» **PROBLEM STATEMENT**
Copy every line of the data in which the word "BLACK" occurs.

==== INFORMATION GIVEN ====

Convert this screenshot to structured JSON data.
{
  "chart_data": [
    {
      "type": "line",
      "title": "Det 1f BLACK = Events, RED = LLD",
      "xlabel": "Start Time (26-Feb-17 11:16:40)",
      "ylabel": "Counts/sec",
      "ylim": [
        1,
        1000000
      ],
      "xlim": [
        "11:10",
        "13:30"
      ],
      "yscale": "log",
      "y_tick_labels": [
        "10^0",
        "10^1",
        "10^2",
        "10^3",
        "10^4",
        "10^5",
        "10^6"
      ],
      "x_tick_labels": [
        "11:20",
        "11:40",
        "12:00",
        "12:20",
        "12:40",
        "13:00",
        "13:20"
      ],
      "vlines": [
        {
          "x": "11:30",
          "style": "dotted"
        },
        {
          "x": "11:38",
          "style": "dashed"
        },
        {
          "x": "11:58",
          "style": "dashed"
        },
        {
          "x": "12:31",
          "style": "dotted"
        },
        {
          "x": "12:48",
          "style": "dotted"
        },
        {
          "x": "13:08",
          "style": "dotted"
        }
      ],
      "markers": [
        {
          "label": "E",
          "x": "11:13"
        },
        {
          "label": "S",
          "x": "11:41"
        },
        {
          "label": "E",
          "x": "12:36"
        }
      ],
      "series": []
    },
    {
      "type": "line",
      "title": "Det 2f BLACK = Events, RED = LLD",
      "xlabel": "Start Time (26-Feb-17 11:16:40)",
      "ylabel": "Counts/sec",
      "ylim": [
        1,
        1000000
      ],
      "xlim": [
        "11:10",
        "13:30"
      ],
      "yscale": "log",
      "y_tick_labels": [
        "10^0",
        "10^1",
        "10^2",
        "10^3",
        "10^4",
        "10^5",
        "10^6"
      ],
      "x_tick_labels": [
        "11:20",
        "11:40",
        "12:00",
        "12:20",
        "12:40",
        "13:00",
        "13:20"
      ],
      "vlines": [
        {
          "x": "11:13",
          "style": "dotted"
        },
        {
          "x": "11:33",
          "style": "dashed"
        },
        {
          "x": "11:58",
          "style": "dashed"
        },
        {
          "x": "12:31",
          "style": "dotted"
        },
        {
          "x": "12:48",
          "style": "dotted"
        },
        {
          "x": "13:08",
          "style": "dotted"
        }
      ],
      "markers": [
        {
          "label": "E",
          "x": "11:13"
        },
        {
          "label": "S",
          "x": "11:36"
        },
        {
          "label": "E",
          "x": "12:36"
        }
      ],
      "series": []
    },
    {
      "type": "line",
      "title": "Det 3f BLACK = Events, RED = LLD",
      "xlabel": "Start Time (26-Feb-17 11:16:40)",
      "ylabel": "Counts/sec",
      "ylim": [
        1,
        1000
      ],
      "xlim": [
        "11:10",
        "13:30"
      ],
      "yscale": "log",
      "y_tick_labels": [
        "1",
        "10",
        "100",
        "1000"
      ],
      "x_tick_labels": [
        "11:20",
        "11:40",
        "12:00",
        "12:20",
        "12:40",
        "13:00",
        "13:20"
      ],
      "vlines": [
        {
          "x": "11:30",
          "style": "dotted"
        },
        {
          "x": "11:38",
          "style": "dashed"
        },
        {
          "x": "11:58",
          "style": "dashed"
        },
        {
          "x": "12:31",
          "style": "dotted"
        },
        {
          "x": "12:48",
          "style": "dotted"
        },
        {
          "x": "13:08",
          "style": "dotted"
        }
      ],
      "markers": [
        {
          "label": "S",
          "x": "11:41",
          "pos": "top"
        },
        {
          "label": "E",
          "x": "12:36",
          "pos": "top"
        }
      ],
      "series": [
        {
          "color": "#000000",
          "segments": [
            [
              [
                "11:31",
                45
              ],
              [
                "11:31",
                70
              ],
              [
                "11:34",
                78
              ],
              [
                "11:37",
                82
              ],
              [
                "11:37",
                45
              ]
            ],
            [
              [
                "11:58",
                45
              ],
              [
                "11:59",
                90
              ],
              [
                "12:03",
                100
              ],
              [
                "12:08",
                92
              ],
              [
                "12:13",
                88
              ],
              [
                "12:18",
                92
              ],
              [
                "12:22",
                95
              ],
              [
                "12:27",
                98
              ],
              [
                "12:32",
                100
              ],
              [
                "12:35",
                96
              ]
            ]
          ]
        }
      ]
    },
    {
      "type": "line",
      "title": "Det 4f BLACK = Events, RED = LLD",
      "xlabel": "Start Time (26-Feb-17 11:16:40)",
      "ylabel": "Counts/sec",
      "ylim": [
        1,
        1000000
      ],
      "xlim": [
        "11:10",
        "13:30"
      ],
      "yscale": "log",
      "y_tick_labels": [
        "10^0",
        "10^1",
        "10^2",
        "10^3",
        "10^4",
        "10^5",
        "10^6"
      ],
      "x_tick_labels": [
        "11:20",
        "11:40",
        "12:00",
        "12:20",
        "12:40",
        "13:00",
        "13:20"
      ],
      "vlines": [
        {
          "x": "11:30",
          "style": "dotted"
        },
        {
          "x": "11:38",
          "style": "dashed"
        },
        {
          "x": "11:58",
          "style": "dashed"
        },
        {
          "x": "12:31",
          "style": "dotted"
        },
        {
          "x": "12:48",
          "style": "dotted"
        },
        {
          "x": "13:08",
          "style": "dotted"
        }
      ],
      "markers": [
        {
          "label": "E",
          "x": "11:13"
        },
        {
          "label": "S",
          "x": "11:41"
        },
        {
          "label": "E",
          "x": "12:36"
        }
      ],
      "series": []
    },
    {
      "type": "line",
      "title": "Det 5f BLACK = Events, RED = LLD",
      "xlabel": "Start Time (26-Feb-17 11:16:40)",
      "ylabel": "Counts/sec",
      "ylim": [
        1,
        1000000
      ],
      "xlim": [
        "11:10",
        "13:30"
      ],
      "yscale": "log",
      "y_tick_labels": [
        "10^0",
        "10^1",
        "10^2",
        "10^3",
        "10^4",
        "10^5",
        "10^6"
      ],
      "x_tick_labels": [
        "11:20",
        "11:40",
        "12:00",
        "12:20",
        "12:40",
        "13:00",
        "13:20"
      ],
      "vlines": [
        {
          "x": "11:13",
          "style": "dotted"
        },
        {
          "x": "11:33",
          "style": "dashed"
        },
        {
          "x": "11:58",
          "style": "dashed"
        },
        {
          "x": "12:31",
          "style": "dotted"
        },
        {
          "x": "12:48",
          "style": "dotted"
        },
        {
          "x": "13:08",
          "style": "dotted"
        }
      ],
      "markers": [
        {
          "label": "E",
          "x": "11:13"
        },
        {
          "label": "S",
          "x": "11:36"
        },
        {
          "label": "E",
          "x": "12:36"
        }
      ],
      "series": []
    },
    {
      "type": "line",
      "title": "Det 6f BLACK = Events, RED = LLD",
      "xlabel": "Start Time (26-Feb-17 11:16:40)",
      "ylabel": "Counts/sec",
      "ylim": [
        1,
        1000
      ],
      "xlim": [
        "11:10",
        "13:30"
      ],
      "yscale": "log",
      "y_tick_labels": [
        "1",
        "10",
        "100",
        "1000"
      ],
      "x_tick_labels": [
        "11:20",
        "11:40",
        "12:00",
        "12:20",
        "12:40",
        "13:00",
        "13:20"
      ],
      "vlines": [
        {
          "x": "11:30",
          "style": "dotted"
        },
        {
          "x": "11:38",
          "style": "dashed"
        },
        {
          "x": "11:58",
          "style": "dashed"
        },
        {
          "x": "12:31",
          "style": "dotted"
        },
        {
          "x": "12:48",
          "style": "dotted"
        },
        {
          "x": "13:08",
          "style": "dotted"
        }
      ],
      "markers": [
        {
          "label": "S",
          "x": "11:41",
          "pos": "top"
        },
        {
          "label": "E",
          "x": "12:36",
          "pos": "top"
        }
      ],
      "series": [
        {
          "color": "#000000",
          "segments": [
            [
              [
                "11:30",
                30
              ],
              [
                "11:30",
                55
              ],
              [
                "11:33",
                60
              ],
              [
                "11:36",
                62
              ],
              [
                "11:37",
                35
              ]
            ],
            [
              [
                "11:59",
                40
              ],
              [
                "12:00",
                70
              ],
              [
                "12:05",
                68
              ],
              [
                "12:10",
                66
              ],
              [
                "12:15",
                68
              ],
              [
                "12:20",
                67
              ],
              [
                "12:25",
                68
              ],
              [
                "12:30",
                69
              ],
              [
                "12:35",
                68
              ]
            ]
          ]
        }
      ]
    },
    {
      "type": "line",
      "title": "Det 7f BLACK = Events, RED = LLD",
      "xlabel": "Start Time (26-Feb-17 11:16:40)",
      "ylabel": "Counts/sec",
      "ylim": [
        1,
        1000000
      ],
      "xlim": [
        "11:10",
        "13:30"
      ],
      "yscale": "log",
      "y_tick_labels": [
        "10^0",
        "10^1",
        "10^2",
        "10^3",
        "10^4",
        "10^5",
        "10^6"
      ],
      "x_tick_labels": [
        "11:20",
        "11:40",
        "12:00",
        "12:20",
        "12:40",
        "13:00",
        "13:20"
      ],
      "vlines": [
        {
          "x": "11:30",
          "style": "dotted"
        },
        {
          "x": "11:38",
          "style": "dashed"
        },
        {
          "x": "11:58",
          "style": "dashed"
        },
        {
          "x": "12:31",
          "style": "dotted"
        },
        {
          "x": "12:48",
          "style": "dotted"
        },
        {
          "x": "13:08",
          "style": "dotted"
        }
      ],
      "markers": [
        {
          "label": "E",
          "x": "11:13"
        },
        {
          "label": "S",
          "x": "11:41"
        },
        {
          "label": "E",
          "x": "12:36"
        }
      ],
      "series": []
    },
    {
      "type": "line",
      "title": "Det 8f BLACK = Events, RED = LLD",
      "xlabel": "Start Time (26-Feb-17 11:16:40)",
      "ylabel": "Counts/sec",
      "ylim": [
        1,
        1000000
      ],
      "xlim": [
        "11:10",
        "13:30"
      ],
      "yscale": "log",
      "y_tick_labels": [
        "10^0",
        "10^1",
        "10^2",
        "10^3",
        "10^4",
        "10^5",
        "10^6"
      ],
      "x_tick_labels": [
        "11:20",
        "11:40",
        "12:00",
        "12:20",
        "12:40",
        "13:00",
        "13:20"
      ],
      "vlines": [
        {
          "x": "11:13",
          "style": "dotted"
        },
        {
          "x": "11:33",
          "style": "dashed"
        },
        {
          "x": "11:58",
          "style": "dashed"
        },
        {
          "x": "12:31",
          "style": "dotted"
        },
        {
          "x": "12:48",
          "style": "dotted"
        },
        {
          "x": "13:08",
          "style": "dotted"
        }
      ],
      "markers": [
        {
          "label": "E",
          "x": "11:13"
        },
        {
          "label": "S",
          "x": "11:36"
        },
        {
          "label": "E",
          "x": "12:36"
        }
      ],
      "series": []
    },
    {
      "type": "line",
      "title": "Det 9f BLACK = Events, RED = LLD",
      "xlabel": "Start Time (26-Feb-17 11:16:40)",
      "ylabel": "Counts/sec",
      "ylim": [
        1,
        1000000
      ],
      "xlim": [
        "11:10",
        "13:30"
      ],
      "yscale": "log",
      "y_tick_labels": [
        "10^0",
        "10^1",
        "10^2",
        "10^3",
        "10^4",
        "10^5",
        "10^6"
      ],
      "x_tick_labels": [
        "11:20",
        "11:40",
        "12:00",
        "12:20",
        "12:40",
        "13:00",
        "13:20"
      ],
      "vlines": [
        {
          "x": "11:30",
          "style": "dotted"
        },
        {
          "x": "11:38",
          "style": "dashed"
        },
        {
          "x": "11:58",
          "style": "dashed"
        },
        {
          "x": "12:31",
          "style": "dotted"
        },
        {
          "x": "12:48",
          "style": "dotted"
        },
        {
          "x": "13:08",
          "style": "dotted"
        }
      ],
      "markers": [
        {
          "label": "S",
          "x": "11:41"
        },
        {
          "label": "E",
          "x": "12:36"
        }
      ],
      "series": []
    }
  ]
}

====

» **FULL RESPONSE**
      "title": "Det 1f BLACK = Events, RED = LLD",
      "title": "Det 2f BLACK = Events, RED = LLD",
      "title": "Det 3f BLACK = Events, RED = LLD",
      "title": "Det 4f BLACK = Events, RED = LLD",
      "title": "Det 5f BLACK = Events, RED = LLD",
      "title": "Det 6f BLACK = Events, RED = LLD",
      "title": "Det 7f BLACK = Events, RED = LLD",
      "title": "Det 8f BLACK = Events, RED = LLD",
      "title": "Det 9f BLACK = Events, RED = LLD",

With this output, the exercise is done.